__Given exercise 1__.
Using the review of the Twilight Sad album No One Can Ever Know, answer these:
(a) Which track opens the album?
(b) Which two records does "Sick" bring to mind for the reviewer?
(c) In the production of which track does the reviewer hear hints of Trent Reznor?
__Given exercise 2__. Write the next part of the Twilight Sad album review, starting after its final sentence.

James Graham’s vocals have always been a vital part of the Twilight Sad, and it takes the lead on opener “Alphabet.” More important, however, is that the guitars work that made the band such a bombastic group is now being replaced by shades of electronics, at least in the foreground of this track. You can’t claim that this is a poor track, but the absence of the dynamics that flourished early in the band’s career really aren’t present on No One Can Ever Know. Still, with Graham’s prowess, it’s hard to dislike anything the band puts together. “Sick” almost feels like it’s utilizing some of the electronic playfulness we found on Kid A or Amnesiac, combining grooves, beats and strengthened vocals. Just one listen to the chorus and you’ll surely find yourself fawning over this number.
Even though it’s easy to see the differences from album one to album three, the band’s not completely lacking energy on this effort. In “Another Bed” you’ll find a pulsating rhythm brooding beneath the number, and melded with further electronic swaths that cut through the track. Similarly, “Don’t Move” uses the same stylistic accompaniment, although the pounding of the drums definitely provides hints of a darker force just waiting to explode on No One Can Ever Know. Yet, there’s something amiss, even as you see the band is aided by their craftsmanship. The whole of the record feels really sterile, and lacking a bit of passion, which drew me to the band long ago. “Kill It in the Morning” is perhaps the only track of the collection that really sees Graham pushing himself, and it doesn’t arrive until the end. But, you should definitely give it a listen as there’s hints of Trent Reznor in the production of the song; the ending where it drops off and you get Graham again is also a special moment. You just get the feeling that the band is capable of so much more.

__Listed records__.
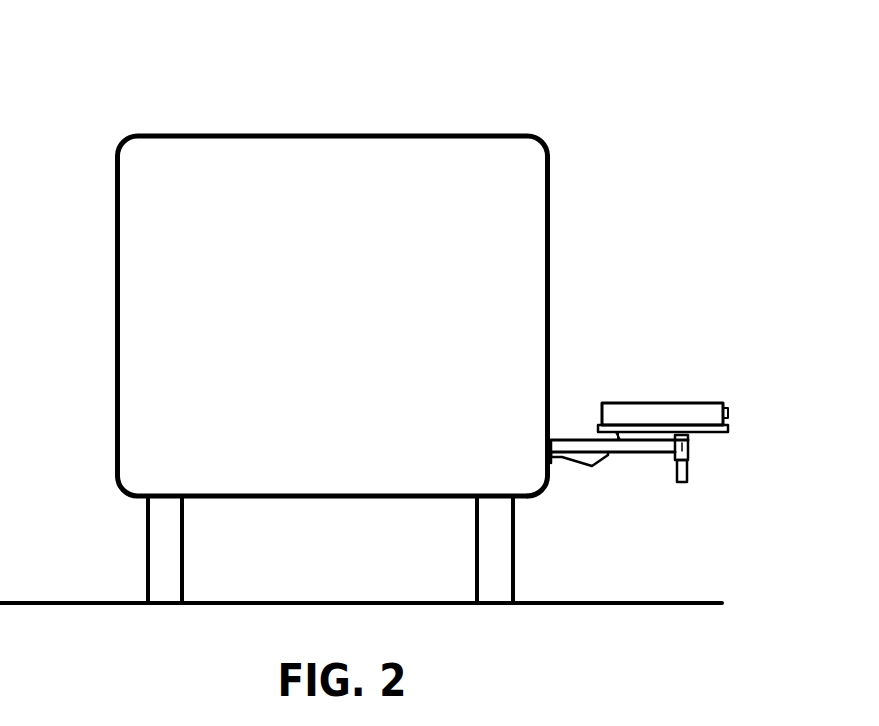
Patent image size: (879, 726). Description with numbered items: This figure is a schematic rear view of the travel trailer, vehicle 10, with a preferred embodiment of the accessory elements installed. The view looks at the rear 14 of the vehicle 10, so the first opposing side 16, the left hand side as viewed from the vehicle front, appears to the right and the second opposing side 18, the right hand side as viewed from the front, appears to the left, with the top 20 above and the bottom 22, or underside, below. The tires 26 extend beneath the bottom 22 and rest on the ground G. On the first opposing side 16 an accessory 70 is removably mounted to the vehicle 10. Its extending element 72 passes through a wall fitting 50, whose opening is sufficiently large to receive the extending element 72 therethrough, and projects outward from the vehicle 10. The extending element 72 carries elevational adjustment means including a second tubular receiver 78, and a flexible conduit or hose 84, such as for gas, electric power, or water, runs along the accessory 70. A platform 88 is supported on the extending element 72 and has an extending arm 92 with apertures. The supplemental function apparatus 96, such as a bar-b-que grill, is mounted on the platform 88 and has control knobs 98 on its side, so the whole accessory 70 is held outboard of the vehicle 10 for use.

The vehicle 10 is at (487, 75).
The rear 14 is at (302, 321).
The first opposing side 16 is at (550, 228).
The second opposing side 18 is at (115, 237).
The top 20 is at (308, 133).
The bottom 22 is at (297, 498).
The tires 26 is at (170, 558).
The wall fitting 50 is at (553, 437).
The accessory 70 is at (693, 294).
The extending element 72 is at (630, 447).
The second tubular receiver 78 is at (688, 447).
The flexible conduit or hose 84 is at (570, 460).
The platform 88 is at (720, 430).
The extending arm 92 is at (687, 470).
The supplemental function apparatus 96 is at (668, 405).
The control knobs 98 is at (727, 413).
The ground G is at (622, 602).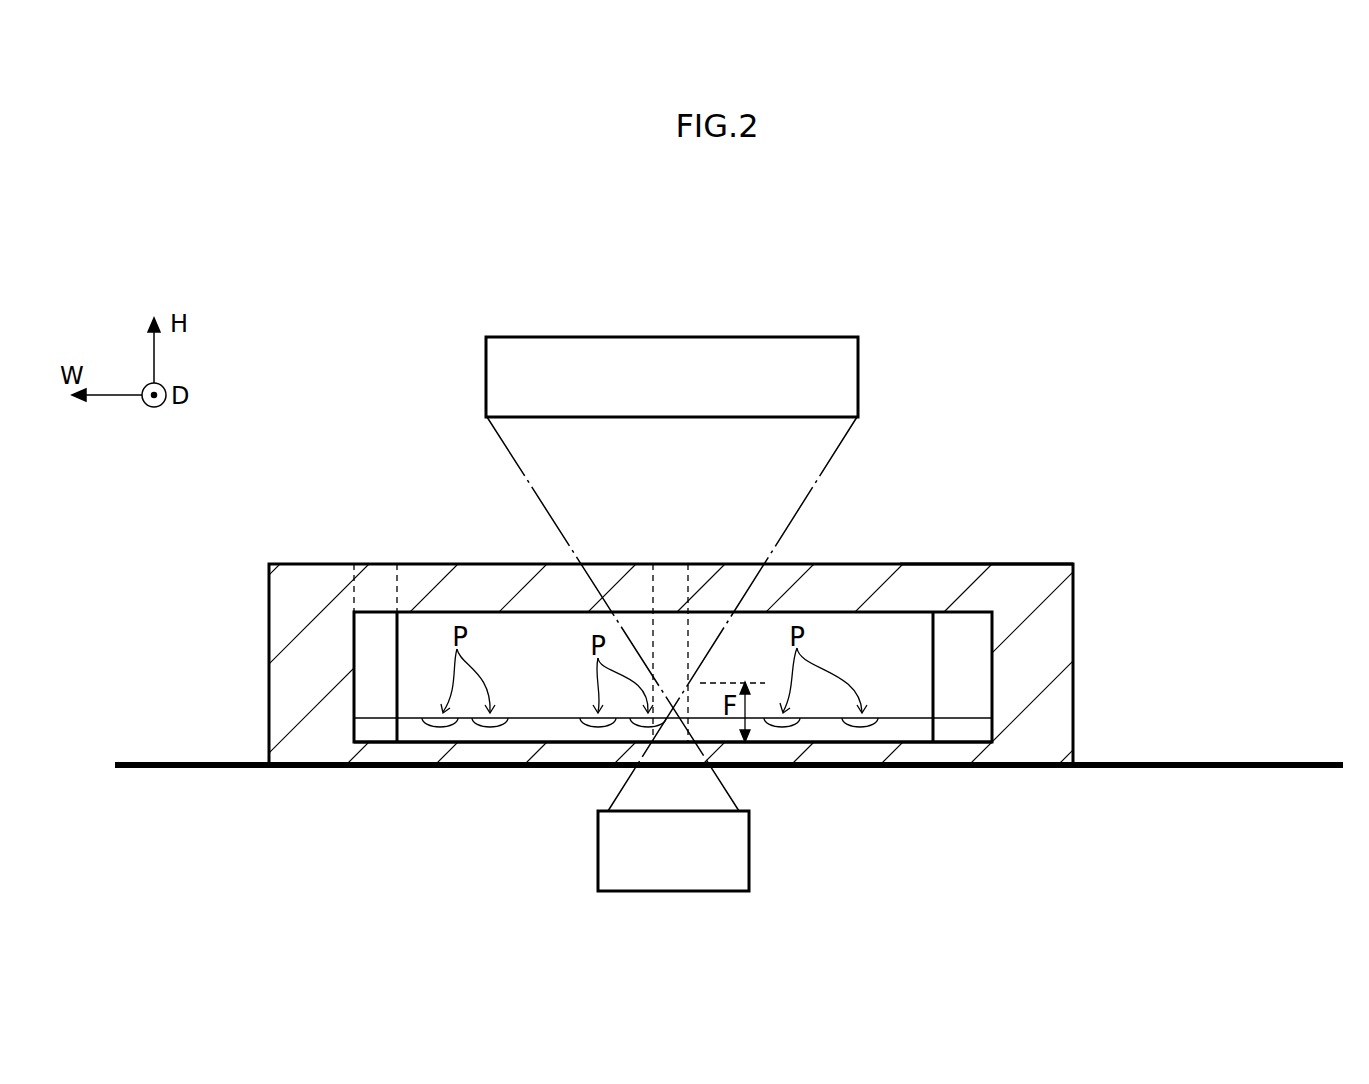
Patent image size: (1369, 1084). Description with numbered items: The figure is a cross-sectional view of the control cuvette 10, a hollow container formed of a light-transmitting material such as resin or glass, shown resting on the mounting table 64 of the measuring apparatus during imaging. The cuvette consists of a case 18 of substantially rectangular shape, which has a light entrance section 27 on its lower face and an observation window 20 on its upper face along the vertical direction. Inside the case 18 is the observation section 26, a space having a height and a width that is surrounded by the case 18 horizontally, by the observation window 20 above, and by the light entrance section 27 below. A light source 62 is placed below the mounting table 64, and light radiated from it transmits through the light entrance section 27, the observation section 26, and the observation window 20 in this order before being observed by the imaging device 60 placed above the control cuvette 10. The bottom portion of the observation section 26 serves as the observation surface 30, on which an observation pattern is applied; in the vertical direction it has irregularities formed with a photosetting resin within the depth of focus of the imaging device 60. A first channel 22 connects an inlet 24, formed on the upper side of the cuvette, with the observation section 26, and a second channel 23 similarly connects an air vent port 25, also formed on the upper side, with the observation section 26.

The control cuvette 10 is at (1074, 586).
The case 18 is at (1018, 562).
The observation window 20 is at (890, 562).
The first channel 22 is at (966, 673).
The second channel 23 is at (377, 676).
The inlet 24 is at (688, 583).
The air vent port 25 is at (358, 583).
The observation section 26 is at (408, 646).
The light entrance section 27 is at (398, 753).
The observation surface 30 is at (898, 722).
The imaging device 60 is at (859, 372).
The light source 62 is at (750, 851).
The mounting table 64 is at (1262, 760).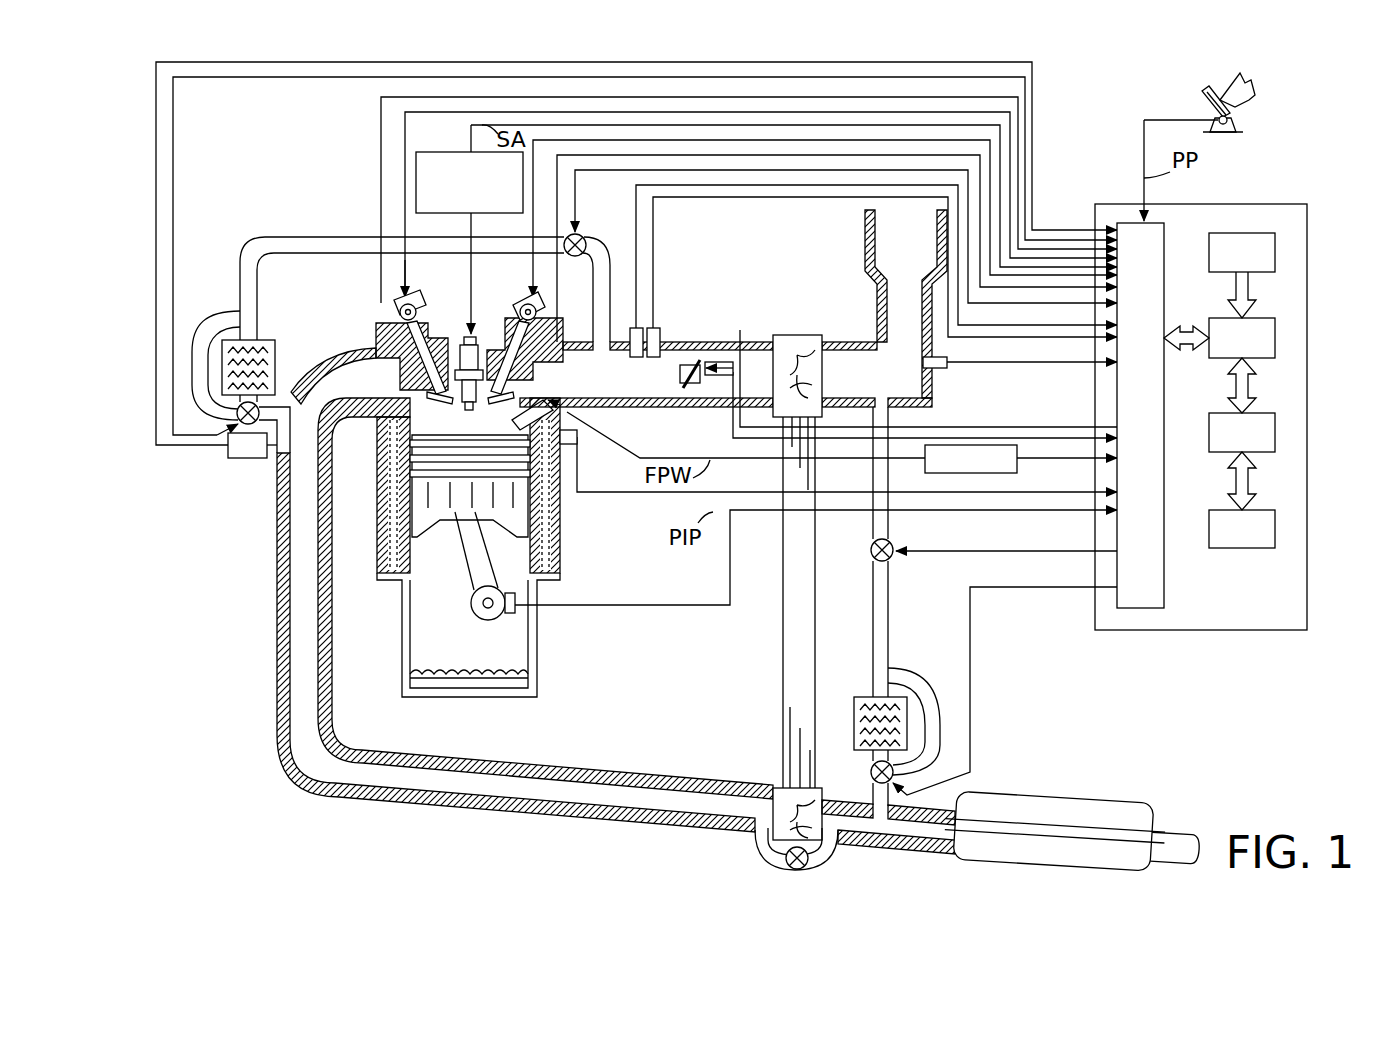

__Exercise response 1__.
(a) "Alphabet"
(b) Kid A and Amnesiac
(c) "Kill It in the Morning"

__Exercise response 2__.
For what it’s worth, No One Can Ever Know is an enjoyable listen, and one that brand new fans will surely appreciate. But, followers of The Twilight Sad might be a bit disheartened by the listen, as the group still seems like they’re trying to find their footing in the current musical landscape. I appreciate the dark quality musically and lyrically, but it’s placed too simply, lacking much of the force you know the band is capable of producing. Perhaps this is just a stepping stone to greater ambitions, and only time will tell. For now, we can be pleased, just not blown away.